## Exercise materials
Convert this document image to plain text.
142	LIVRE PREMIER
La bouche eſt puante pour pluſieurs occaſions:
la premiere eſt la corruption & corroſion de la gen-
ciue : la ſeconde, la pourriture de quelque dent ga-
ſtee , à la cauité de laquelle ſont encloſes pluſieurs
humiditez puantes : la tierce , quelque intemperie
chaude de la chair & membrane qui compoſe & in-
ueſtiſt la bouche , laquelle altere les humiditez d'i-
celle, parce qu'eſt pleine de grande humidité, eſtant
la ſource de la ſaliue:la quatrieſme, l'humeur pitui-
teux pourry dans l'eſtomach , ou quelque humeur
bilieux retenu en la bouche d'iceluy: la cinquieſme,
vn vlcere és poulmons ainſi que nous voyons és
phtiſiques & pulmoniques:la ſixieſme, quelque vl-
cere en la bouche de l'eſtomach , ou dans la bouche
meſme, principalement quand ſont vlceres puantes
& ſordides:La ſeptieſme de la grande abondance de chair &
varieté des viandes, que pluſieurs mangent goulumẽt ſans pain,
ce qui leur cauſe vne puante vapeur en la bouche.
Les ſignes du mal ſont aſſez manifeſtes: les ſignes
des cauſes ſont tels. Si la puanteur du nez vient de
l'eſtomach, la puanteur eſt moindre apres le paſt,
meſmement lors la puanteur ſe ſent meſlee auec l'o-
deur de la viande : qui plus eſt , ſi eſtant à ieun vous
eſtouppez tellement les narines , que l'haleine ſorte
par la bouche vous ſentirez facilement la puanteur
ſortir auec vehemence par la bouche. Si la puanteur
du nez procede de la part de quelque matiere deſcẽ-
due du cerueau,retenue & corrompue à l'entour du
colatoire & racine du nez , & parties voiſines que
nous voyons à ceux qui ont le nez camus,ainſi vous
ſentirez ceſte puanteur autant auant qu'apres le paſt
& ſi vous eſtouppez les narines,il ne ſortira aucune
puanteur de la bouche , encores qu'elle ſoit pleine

* * *

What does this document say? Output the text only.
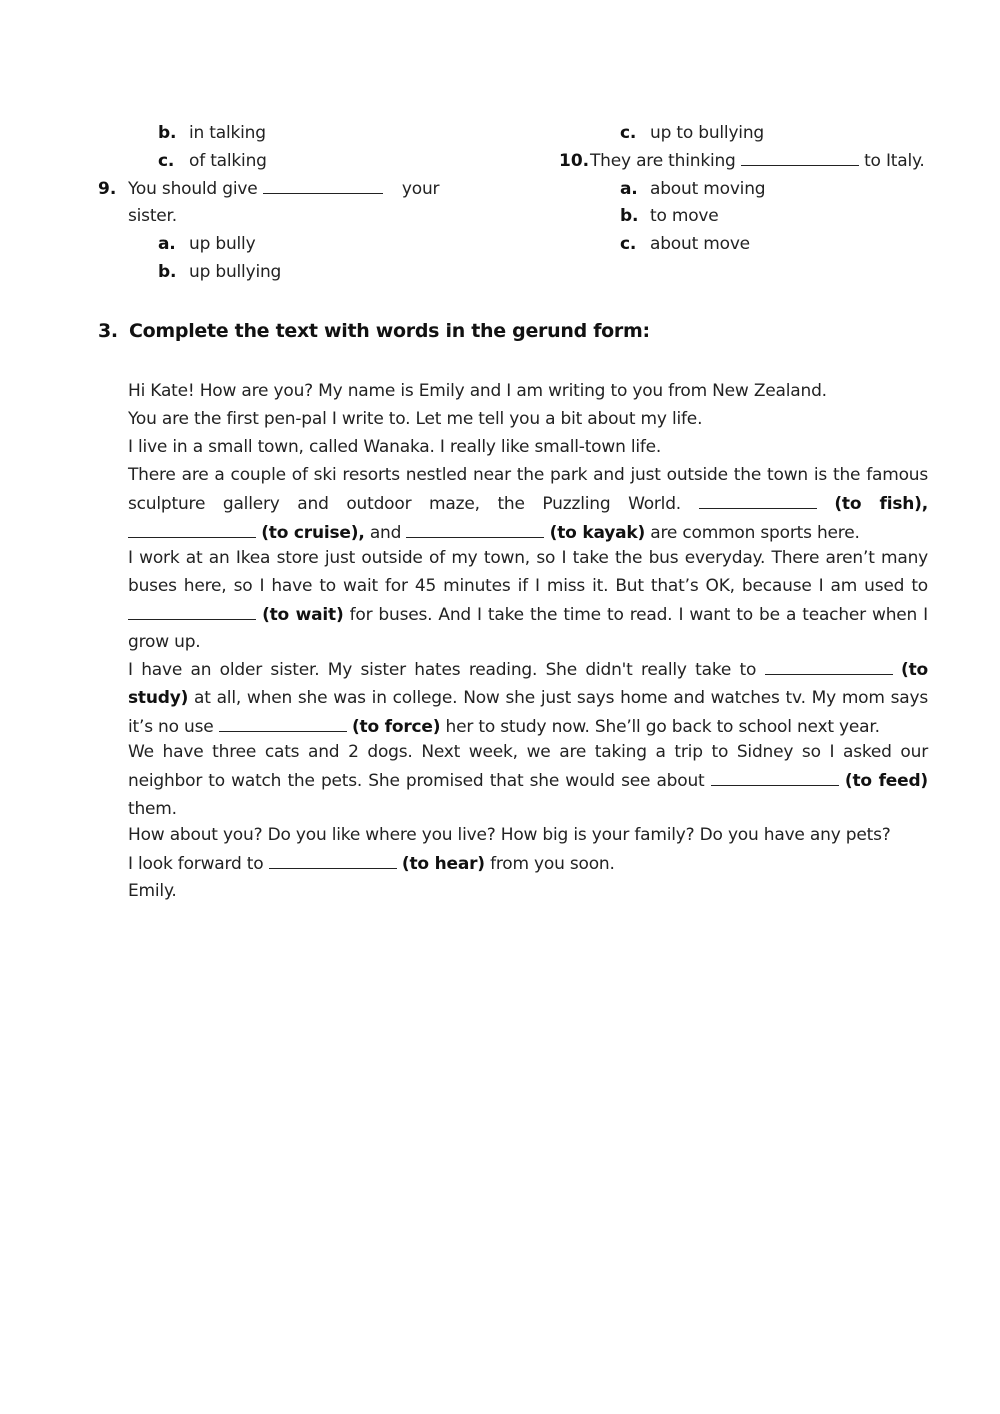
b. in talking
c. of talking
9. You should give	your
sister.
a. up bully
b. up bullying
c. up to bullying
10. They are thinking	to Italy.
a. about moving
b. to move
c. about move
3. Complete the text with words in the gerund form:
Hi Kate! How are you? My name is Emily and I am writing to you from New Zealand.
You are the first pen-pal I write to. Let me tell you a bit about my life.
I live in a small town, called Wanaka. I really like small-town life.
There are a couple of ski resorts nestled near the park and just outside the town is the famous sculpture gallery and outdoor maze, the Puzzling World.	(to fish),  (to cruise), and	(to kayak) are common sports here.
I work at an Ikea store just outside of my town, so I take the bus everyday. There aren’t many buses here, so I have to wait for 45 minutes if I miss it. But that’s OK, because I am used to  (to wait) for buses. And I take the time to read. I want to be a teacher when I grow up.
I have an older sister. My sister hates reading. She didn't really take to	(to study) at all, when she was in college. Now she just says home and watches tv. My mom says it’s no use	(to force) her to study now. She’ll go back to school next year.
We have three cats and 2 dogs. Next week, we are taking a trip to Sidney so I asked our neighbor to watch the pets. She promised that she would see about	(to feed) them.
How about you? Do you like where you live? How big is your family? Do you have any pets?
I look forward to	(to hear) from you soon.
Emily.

## Directions
Examine the listing and say how many of its lines contain the string "from". Give the number alone.

## Response to this exercise
2